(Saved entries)
+ + + + +

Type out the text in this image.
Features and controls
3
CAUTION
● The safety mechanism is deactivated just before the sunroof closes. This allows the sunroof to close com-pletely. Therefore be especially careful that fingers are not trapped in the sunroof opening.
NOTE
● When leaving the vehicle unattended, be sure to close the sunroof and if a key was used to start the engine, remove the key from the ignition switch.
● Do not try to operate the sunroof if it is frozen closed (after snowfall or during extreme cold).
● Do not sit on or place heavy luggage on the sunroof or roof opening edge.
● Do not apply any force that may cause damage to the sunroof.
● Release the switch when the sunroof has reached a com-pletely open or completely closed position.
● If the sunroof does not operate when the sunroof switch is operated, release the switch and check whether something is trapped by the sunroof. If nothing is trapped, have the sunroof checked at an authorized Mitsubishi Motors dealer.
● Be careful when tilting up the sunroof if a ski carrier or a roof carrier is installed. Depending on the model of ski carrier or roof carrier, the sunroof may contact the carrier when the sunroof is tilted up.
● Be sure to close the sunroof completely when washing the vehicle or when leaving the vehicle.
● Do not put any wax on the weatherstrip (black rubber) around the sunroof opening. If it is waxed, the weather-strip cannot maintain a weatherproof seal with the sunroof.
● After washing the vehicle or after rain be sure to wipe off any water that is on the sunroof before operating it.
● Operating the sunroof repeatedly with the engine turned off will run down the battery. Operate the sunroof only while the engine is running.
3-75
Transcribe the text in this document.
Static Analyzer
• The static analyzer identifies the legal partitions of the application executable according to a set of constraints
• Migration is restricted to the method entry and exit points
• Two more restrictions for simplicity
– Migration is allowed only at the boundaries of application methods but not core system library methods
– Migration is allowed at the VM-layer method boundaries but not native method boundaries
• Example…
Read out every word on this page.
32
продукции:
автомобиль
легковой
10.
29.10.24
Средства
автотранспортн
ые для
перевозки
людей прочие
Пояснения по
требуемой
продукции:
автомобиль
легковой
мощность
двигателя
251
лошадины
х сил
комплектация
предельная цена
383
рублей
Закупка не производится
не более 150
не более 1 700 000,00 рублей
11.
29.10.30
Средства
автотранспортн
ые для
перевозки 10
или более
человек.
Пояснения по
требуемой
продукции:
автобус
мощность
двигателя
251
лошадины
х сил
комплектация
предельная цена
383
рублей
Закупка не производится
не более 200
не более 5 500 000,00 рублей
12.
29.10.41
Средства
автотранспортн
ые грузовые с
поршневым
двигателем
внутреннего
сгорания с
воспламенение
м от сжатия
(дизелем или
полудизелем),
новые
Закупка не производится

+ + + + +

◆ **WHAT NEEDS TO BE DONE**
Please retype, exactly as written, every line from the line containing "Transcribe the text in this document." through the last line of the records above, including both of those lines, and nothing else.

◆ **SOLUTION FOR THIS TASK**
Transcribe the text in this document.
Static Analyzer
• The static analyzer identifies the legal partitions of the application executable according to a set of constraints
• Migration is restricted to the method entry and exit points
• Two more restrictions for simplicity
– Migration is allowed only at the boundaries of application methods but not core system library methods
– Migration is allowed at the VM-layer method boundaries but not native method boundaries
• Example…
Read out every word on this page.
32
продукции:
автомобиль
легковой
10.
29.10.24
Средства
автотранспортн
ые для
перевозки
людей прочие
Пояснения по
требуемой
продукции:
автомобиль
легковой
мощность
двигателя
251
лошадины
х сил
комплектация
предельная цена
383
рублей
Закупка не производится
не более 150
не более 1 700 000,00 рублей
11.
29.10.30
Средства
автотранспортн
ые для
перевозки 10
или более
человек.
Пояснения по
требуемой
продукции:
автобус
мощность
двигателя
251
лошадины
х сил
комплектация
предельная цена
383
рублей
Закупка не производится
не более 200
не более 5 500 000,00 рублей
12.
29.10.41
Средства
автотранспортн
ые грузовые с
поршневым
двигателем
внутреннего
сгорания с
воспламенение
м от сжатия
(дизелем или
полудизелем),
новые
Закупка не производится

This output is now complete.